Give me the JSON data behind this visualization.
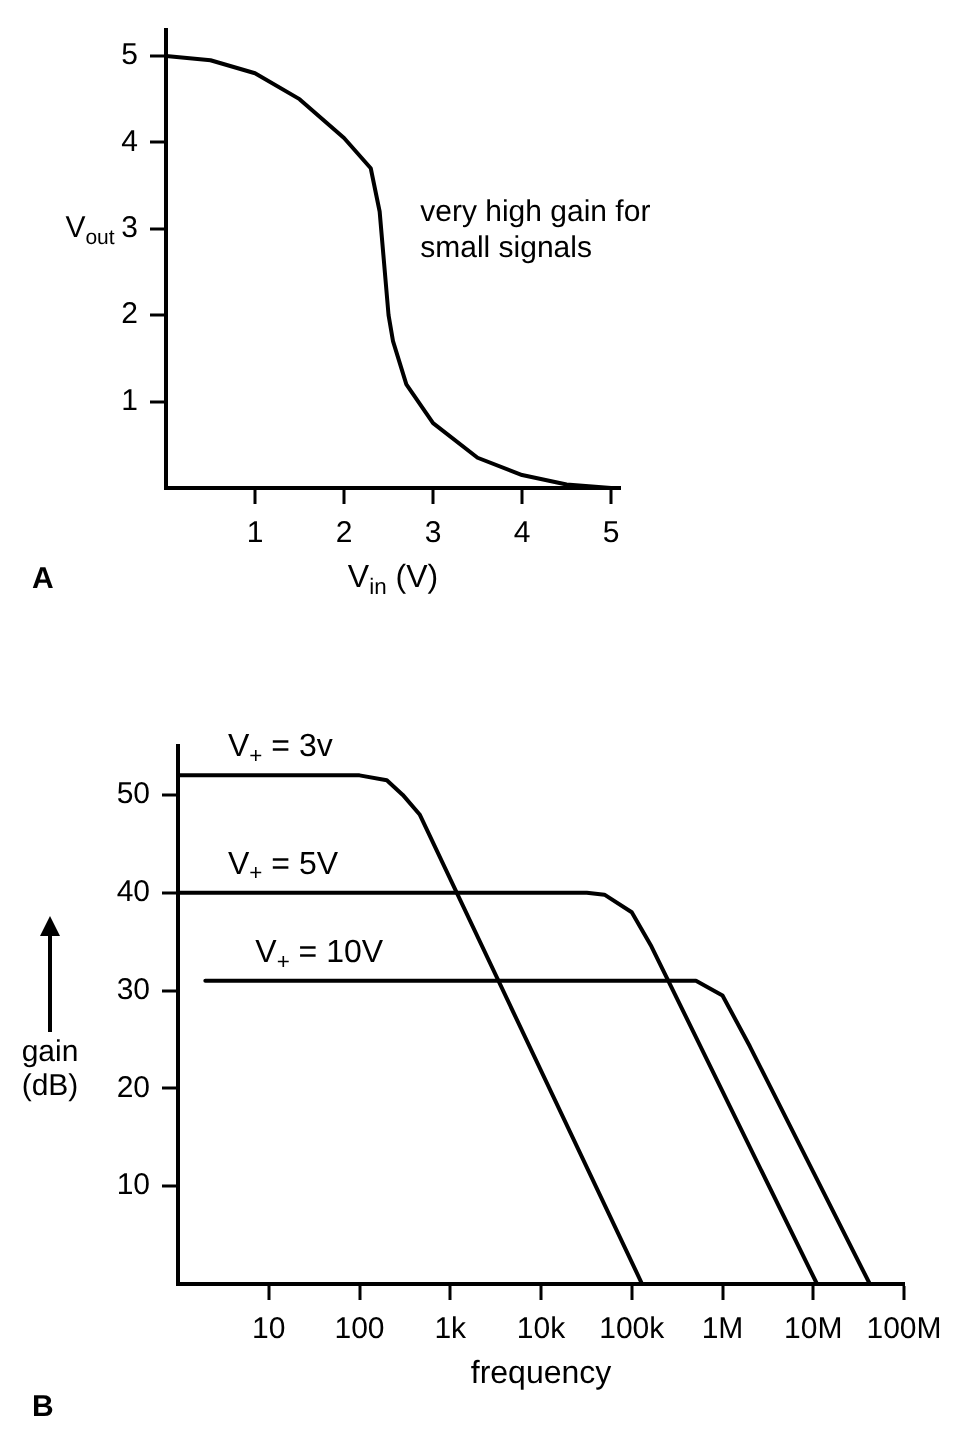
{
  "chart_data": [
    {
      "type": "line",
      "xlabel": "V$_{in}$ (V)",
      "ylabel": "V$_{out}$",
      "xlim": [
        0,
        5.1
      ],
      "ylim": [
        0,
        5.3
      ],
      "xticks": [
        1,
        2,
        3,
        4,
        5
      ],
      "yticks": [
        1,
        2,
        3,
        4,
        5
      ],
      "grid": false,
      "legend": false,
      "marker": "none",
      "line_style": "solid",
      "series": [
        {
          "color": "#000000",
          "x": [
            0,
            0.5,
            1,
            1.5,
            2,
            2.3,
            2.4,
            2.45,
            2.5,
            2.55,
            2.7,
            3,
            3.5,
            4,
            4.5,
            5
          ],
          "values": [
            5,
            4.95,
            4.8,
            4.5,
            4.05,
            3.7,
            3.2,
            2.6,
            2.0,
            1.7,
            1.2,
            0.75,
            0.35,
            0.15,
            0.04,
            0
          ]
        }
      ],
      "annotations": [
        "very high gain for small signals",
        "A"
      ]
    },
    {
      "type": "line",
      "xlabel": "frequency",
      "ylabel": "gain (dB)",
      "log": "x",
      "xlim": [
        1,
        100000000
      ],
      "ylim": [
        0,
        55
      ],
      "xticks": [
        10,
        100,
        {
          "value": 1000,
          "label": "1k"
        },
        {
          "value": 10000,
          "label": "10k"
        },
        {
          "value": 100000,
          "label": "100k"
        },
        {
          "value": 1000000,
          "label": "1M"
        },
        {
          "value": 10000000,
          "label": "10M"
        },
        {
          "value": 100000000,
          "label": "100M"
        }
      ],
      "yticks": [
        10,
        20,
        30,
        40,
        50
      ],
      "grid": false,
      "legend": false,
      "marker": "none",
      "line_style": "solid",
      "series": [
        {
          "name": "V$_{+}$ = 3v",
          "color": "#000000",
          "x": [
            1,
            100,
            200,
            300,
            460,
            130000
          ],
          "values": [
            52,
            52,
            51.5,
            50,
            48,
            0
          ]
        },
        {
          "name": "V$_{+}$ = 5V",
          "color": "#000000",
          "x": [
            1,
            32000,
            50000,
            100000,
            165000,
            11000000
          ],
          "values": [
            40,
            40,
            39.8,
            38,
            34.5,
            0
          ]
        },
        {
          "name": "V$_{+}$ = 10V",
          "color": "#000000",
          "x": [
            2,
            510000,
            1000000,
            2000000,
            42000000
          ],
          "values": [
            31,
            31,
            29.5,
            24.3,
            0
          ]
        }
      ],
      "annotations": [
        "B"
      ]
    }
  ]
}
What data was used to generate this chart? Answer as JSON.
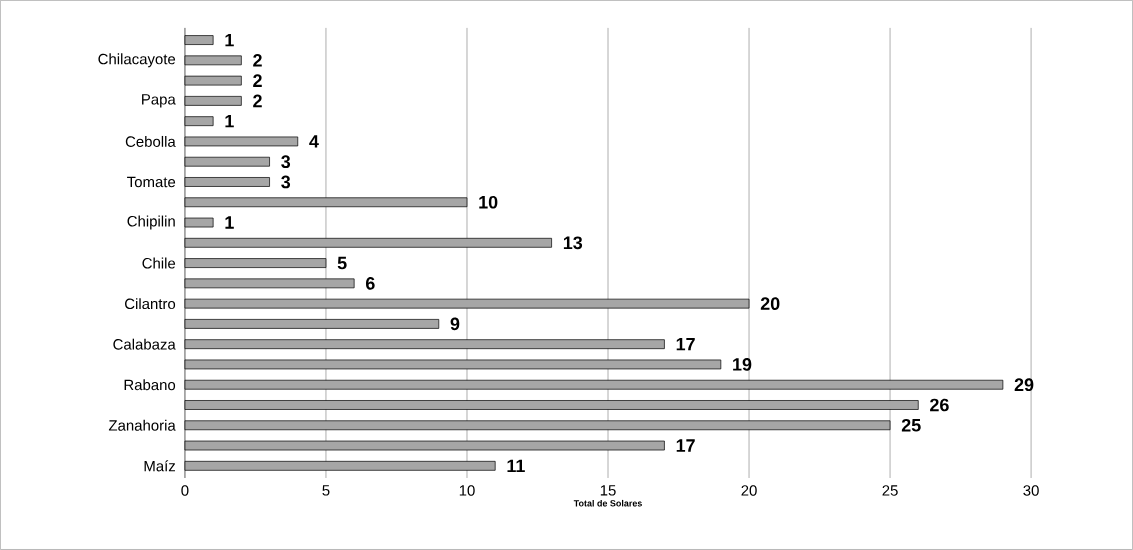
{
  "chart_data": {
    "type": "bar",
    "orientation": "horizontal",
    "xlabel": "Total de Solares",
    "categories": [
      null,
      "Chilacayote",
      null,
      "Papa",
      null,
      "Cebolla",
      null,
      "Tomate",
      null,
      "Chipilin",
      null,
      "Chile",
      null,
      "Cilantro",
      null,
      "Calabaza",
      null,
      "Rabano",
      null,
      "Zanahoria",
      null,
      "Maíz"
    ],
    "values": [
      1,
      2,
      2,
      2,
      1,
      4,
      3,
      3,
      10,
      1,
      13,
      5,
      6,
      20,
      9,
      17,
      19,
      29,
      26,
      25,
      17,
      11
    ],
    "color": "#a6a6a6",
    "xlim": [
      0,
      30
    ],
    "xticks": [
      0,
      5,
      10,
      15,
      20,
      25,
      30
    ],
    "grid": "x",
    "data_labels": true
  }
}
###
Return all of the entries exactly as written, but drop any pictures they hold.

Give me the JSON data behind this visualization.
{
  "chart_data": [
    {
      "type": "line",
      "xlabel": "V$_{in}$ (V)",
      "ylabel": "V$_{out}$",
      "xlim": [
        0,
        5.1
      ],
      "ylim": [
        0,
        5.3
      ],
      "xticks": [
        1,
        2,
        3,
        4,
        5
      ],
      "yticks": [
        1,
        2,
        3,
        4,
        5
      ],
      "grid": false,
      "legend": false,
      "marker": "none",
      "line_style": "solid",
      "series": [
        {
          "color": "#000000",
          "x": [
            0,
            0.5,
            1,
            1.5,
            2,
            2.3,
            2.4,
            2.45,
            2.5,
            2.55,
            2.7,
            3,
            3.5,
            4,
            4.5,
            5
          ],
          "values": [
            5,
            4.95,
            4.8,
            4.5,
            4.05,
            3.7,
            3.2,
            2.6,
            2.0,
            1.7,
            1.2,
            0.75,
            0.35,
            0.15,
            0.04,
            0
          ]
        }
      ],
      "annotations": [
        "very high gain for small signals",
        "A"
      ]
    },
    {
      "type": "line",
      "xlabel": "frequency",
      "ylabel": "gain (dB)",
      "log": "x",
      "xlim": [
        1,
        100000000
      ],
      "ylim": [
        0,
        55
      ],
      "xticks": [
        10,
        100,
        {
          "value": 1000,
          "label": "1k"
        },
        {
          "value": 10000,
          "label": "10k"
        },
        {
          "value": 100000,
          "label": "100k"
        },
        {
          "value": 1000000,
          "label": "1M"
        },
        {
          "value": 10000000,
          "label": "10M"
        },
        {
          "value": 100000000,
          "label": "100M"
        }
      ],
      "yticks": [
        10,
        20,
        30,
        40,
        50
      ],
      "grid": false,
      "legend": false,
      "marker": "none",
      "line_style": "solid",
      "series": [
        {
          "name": "V$_{+}$ = 3v",
          "color": "#000000",
          "x": [
            1,
            100,
            200,
            300,
            460,
            130000
          ],
          "values": [
            52,
            52,
            51.5,
            50,
            48,
            0
          ]
        },
        {
          "name": "V$_{+}$ = 5V",
          "color": "#000000",
          "x": [
            1,
            32000,
            50000,
            100000,
            165000,
            11000000
          ],
          "values": [
            40,
            40,
            39.8,
            38,
            34.5,
            0
          ]
        },
        {
          "name": "V$_{+}$ = 10V",
          "color": "#000000",
          "x": [
            2,
            510000,
            1000000,
            2000000,
            42000000
          ],
          "values": [
            31,
            31,
            29.5,
            24.3,
            0
          ]
        }
      ],
      "annotations": [
        "B"
      ]
    }
  ]
}
What data was used to generate this chart? Answer as JSON.
{
  "chart_data": {
    "type": "bar",
    "orientation": "horizontal",
    "xlabel": "Total de Solares",
    "categories": [
      null,
      "Chilacayote",
      null,
      "Papa",
      null,
      "Cebolla",
      null,
      "Tomate",
      null,
      "Chipilin",
      null,
      "Chile",
      null,
      "Cilantro",
      null,
      "Calabaza",
      null,
      "Rabano",
      null,
      "Zanahoria",
      null,
      "Maíz"
    ],
    "values": [
      1,
      2,
      2,
      2,
      1,
      4,
      3,
      3,
      10,
      1,
      13,
      5,
      6,
      20,
      9,
      17,
      19,
      29,
      26,
      25,
      17,
      11
    ],
    "color": "#a6a6a6",
    "xlim": [
      0,
      30
    ],
    "xticks": [
      0,
      5,
      10,
      15,
      20,
      25,
      30
    ],
    "grid": "x",
    "data_labels": true
  }
}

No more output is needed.